| Exercise aim |
In the text about Robert Owen, list each measure Owen took in the paragraph that begins "On taking over the New Lanark business."

··· Text provided ···

SO, I looked up Robert Owen online:

"Robert Owen was a businessman and social activist who sought to bring in new utopian ideals for business and local communities. His New Lanark textile factory in Scotland was an influential experiment in improving the conditions of factory workers. Owen was an early socialist, co-operative and utopian thinker and is often termed the ‘father of British socialism’."

[..]

"He was not just interested in running a successful business. He was also keen to improve the working conditions and life of the workers. At the time, factory conditions were often dire, with people working long hours for little pay. Workers received little, if any, education and had few prospects. Owen was a great believer that man was shaped by his environment and surroundings. Therefore, he felt it his duty as a manager to offer education and respectable surroundings for his extended family.
On taking over the New Lanark business, Owen ordered the building of a school. He also banned corporal punishment. Owen also restricted the employment of children under the age of 10 (children as young as 5 had been working in the factories). These young children were instead sent to school.
Owen’s philanthropy towards his own workers was rare and his other business partners feared that the profitability of their investment would be reduced. This conflict between profit maximisation and social concerns was a continual source of tension. To resolve it, Owen borrowed money from a Quaker, Archibald Campbell, to buy out the other businessmen. He later sold shares to investors more sympathetic to his aims.

"Despite his investment in education, and improved factory conditions, his factory in New Lanark continued to be profitable. Owen also successfully instituted new management practices and found ways to encourage his workers to be more productive. Owen used his profit to publicise his views and opinions on education, working conditions and utopian communities. An example of his philosophy:

"“What ideas individuals may attach to the term “Millennium” I know not; but I know that society may be formed so as to exist without crime, without poverty, with health greatly improved, with little, if any misery, and with intelligence and happiness increased a hundredfold; and no obstacle whatsoever intervenes at this moment except ignorance to prevent such a state of society from becoming universal.”

"– Extract from Robert Owen’s “Address to the Inhabitants of New Lanark” New Year’s Day, 1816.

"His publicity attracted the attention of a wide range of European politicians and thinkers. His factories in New Lanarkshire were visited by several European policy-makers. In the UK, Owen was invited to give testimony to a Parliament select committee on factory working conditions and the Poor Law.

"Owen was disappointed with the response from Parliament, feeling that the Factory Act of 1819 was woefully inadequate. He increasingly began to feel that the solution was the creation of independent ‘utopian communities’ of between 500 to 3,000 people who would work co-operatively for the common good. In these utopian communities, there would be no private property, just a community based on sharing the common good with equal wages.

"“There is but one mode by which man can possess in perpetuity all the happiness which his nature is capable of enjoying — that is by the union and co-operation of all for the benefit of each.”

··· Information shown ···

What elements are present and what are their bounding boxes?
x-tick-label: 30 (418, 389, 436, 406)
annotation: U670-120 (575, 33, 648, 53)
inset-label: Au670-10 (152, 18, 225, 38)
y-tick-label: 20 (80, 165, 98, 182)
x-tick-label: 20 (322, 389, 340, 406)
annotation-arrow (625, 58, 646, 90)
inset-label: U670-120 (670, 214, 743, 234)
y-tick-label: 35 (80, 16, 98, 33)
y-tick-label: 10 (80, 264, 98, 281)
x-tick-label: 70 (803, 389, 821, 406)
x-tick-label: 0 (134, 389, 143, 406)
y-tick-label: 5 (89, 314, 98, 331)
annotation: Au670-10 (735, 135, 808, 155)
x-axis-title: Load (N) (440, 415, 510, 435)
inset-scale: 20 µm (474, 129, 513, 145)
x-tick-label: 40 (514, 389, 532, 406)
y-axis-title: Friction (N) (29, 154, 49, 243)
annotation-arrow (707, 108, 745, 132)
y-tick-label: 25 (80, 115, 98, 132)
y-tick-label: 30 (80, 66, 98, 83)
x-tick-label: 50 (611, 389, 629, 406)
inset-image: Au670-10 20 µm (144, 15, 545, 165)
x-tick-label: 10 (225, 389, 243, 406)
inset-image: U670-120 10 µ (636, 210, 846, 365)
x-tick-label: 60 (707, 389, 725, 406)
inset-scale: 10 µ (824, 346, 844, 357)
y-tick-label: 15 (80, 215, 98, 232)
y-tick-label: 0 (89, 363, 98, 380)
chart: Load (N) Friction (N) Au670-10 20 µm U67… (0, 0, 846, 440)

···

| Result for this task |
- He ordered the building of a school.
- He banned corporal punishment.
- He restricted the employment of children under the age of 10 and sent these young children to school instead.